TASK INSTRUCTIONS:
Find the lines that contain the word "this" and copy each one.

DATA SHOWN:
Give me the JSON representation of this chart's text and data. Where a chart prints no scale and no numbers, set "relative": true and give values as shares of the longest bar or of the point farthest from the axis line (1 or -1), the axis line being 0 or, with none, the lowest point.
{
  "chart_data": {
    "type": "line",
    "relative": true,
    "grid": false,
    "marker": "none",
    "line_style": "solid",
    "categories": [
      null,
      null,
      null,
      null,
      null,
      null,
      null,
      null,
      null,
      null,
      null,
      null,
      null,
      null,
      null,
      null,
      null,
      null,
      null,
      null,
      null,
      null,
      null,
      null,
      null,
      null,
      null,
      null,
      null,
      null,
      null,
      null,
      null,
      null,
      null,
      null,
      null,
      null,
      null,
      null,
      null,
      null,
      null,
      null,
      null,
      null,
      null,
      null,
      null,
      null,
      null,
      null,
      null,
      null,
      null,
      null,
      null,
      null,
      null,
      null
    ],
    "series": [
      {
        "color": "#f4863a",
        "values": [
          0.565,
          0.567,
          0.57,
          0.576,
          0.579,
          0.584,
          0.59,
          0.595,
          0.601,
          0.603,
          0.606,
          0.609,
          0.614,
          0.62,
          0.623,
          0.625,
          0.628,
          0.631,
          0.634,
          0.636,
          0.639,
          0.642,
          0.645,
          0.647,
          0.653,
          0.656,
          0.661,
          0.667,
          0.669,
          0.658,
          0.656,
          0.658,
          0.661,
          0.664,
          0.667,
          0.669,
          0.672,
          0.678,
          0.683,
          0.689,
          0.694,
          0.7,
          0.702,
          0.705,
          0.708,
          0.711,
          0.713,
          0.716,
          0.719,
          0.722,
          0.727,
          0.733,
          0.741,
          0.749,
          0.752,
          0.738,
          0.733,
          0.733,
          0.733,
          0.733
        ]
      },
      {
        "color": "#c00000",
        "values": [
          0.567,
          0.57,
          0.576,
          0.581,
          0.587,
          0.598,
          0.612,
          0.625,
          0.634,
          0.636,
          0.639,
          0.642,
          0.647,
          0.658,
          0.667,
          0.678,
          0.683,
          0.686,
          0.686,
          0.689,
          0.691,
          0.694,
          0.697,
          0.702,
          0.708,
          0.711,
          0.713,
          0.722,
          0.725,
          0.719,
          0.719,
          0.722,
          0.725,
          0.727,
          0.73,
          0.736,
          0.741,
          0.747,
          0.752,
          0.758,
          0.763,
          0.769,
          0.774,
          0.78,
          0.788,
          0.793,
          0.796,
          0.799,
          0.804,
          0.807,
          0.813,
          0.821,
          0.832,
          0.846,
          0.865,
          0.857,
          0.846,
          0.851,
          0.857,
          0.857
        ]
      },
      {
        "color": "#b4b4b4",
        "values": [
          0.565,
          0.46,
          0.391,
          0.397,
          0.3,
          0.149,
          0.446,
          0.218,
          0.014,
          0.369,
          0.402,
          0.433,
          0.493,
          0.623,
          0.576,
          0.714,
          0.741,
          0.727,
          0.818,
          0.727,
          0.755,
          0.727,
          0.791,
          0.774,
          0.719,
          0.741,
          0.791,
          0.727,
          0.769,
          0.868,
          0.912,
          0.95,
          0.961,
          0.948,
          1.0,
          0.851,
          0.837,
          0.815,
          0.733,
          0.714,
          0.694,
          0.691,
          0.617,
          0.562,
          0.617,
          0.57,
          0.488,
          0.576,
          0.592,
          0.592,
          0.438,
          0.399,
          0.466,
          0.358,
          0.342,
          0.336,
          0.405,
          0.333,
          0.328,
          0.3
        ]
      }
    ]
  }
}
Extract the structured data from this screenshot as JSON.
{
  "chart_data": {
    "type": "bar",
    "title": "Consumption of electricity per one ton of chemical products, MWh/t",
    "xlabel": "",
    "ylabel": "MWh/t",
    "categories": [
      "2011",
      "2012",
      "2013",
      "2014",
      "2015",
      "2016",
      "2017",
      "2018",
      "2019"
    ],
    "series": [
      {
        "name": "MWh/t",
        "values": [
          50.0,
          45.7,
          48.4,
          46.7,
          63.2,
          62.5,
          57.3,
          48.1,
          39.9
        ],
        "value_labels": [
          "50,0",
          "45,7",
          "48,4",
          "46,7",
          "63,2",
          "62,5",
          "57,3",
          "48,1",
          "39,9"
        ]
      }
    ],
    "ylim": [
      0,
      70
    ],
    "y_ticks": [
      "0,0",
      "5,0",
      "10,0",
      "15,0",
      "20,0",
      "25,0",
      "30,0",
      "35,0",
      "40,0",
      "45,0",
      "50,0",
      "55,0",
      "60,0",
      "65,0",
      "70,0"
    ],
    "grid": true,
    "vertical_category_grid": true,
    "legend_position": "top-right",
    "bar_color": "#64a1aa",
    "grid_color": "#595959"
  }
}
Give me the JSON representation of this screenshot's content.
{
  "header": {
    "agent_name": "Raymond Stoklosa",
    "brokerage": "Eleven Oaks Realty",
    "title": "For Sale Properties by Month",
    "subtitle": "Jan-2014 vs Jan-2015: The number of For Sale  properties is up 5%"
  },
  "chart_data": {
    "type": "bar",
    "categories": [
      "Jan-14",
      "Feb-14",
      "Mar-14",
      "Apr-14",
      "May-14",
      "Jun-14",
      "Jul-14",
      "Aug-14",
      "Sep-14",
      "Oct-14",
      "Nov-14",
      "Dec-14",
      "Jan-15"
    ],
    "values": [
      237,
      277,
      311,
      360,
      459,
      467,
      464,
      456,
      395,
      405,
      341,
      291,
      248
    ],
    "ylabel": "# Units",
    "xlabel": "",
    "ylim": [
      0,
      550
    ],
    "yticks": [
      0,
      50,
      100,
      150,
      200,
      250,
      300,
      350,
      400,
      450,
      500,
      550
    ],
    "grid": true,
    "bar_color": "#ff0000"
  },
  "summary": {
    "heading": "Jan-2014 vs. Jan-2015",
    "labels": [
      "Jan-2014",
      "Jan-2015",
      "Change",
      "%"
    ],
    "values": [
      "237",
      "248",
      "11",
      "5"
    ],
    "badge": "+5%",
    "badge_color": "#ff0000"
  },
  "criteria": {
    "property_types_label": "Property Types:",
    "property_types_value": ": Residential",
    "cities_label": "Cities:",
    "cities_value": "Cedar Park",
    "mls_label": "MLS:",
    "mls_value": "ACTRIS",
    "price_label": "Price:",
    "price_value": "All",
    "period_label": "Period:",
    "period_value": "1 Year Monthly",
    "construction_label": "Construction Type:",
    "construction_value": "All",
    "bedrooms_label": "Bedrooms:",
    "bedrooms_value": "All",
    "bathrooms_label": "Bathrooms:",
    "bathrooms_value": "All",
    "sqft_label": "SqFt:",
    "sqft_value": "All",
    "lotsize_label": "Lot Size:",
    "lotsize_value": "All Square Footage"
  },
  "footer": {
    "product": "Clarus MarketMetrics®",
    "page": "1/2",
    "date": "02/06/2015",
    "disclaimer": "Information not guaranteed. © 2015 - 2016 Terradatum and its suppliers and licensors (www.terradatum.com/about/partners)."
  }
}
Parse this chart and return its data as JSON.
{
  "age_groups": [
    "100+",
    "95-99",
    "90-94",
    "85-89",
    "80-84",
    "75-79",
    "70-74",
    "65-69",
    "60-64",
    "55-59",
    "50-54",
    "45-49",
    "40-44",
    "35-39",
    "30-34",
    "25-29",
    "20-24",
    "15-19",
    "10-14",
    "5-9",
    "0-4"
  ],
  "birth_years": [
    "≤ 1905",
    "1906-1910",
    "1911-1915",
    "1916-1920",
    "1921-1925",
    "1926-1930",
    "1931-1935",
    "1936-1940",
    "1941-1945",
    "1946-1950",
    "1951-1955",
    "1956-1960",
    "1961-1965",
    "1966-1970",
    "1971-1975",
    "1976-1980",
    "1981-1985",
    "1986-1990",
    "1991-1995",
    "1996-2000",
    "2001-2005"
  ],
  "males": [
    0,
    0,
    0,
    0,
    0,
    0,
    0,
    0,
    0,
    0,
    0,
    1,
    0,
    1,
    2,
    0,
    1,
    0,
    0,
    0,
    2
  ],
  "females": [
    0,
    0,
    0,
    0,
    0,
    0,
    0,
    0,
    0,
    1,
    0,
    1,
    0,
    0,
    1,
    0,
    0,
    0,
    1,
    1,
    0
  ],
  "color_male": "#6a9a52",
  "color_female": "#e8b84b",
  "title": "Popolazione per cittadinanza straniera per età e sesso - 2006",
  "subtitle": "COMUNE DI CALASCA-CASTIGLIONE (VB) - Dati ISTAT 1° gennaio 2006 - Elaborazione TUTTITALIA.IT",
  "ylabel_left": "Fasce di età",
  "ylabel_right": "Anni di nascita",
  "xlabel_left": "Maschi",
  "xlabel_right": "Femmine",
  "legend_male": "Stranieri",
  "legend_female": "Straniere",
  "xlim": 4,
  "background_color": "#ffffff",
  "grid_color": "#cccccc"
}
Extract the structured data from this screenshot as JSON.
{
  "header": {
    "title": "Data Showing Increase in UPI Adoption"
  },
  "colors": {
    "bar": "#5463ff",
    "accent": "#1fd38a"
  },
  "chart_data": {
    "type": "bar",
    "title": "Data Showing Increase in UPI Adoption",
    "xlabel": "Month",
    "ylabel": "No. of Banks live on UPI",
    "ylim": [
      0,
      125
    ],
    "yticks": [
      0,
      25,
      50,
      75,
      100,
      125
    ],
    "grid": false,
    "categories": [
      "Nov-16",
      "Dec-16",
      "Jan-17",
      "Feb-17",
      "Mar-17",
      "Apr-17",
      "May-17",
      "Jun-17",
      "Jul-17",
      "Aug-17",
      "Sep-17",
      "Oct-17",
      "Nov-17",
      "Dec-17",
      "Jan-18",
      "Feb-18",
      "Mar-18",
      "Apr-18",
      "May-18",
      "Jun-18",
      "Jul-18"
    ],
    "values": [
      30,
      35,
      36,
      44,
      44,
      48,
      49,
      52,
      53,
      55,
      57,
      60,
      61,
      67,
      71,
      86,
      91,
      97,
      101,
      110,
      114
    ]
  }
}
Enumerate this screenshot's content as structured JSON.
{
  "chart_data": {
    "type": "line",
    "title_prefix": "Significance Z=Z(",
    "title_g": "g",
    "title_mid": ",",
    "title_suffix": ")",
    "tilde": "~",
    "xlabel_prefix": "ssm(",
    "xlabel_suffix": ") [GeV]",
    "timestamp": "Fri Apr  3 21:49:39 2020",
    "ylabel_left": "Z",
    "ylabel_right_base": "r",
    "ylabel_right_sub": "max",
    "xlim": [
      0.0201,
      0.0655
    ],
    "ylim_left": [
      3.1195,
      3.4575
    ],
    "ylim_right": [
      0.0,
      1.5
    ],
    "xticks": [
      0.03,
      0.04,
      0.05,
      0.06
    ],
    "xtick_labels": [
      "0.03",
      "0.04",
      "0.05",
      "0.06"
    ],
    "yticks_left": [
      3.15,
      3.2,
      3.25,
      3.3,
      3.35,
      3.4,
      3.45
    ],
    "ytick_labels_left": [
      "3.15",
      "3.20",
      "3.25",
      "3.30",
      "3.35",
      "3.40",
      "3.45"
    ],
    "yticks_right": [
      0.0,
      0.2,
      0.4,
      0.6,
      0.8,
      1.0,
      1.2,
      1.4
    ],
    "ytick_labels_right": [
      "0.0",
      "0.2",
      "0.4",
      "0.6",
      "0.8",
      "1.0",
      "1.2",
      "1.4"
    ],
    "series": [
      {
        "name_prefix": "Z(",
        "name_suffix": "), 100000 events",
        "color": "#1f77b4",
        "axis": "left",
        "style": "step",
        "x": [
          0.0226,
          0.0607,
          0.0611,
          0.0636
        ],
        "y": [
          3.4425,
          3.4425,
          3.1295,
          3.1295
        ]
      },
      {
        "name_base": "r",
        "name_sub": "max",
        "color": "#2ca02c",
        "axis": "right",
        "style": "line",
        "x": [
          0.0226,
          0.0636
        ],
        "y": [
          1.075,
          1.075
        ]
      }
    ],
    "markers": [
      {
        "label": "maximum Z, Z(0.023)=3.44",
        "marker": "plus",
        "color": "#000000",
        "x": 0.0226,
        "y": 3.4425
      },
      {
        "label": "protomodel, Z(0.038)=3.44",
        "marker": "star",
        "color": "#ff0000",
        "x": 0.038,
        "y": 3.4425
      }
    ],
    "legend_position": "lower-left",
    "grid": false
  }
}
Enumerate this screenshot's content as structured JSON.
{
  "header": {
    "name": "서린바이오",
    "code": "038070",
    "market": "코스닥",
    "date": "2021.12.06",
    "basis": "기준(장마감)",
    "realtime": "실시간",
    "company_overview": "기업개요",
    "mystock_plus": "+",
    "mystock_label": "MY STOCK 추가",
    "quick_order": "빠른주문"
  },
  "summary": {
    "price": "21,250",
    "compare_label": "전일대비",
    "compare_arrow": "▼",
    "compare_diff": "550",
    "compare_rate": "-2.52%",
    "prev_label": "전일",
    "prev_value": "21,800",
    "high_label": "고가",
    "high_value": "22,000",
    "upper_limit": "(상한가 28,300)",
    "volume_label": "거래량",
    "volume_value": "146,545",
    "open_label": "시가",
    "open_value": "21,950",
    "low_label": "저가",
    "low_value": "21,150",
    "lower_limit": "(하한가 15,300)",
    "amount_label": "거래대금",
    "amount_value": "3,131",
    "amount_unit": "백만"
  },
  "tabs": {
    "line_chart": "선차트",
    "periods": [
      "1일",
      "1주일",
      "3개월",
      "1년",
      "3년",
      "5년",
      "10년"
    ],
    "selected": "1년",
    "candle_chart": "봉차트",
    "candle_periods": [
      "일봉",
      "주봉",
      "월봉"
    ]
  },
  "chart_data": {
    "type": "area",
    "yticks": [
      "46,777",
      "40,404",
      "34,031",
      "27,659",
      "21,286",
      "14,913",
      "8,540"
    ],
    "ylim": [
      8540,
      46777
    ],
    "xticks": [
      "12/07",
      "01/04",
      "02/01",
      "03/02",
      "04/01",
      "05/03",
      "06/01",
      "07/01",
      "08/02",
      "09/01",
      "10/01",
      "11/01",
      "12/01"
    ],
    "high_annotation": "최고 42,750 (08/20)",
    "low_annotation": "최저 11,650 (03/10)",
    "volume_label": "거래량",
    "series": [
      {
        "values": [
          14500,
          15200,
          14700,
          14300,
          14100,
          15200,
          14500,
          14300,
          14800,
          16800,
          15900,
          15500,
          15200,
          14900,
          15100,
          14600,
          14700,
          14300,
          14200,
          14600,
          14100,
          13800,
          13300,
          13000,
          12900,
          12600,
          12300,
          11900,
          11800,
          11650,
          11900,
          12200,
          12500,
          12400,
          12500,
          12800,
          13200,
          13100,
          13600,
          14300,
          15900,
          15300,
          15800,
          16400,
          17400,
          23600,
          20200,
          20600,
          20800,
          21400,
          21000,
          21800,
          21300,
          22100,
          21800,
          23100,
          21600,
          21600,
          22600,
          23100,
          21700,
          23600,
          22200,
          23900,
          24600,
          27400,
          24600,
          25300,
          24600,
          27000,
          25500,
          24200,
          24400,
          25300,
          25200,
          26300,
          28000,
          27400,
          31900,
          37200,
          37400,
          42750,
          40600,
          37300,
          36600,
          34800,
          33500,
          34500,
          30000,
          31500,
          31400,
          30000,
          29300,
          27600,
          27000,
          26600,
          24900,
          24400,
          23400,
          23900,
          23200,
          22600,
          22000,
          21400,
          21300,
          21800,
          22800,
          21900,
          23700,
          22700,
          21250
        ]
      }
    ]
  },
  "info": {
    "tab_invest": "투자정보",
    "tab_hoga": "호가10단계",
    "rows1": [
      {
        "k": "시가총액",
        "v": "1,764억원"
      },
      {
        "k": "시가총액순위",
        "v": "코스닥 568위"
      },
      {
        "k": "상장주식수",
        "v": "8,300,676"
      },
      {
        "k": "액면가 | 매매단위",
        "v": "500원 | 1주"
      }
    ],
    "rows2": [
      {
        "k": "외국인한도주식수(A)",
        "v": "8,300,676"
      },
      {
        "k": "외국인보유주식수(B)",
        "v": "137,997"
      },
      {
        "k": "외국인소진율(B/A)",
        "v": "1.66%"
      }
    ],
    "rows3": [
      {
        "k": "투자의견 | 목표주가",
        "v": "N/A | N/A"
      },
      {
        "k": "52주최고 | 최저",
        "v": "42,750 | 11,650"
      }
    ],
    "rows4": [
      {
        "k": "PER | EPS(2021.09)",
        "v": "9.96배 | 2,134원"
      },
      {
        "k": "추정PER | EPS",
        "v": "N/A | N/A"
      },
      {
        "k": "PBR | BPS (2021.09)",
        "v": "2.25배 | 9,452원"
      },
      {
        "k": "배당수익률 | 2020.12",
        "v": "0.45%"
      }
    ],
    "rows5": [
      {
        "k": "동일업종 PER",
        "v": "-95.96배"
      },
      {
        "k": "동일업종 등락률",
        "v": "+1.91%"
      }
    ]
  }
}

RESULT BELOW:
Give me the JSON representation of this chart's text and data. Where a chart prints no scale and no numbers, set "relative": true and give values as shares of the longest bar or of the point farthest from the axis line (1 or -1), the axis line being 0 or, with none, the lowest point.
Extract the structured data from this screenshot as JSON.
Give me the JSON representation of this screenshot's content.
Parse this chart and return its data as JSON.
Extract the structured data from this screenshot as JSON.
Enumerate this screenshot's content as structured JSON.
Enumerate this screenshot's content as structured JSON.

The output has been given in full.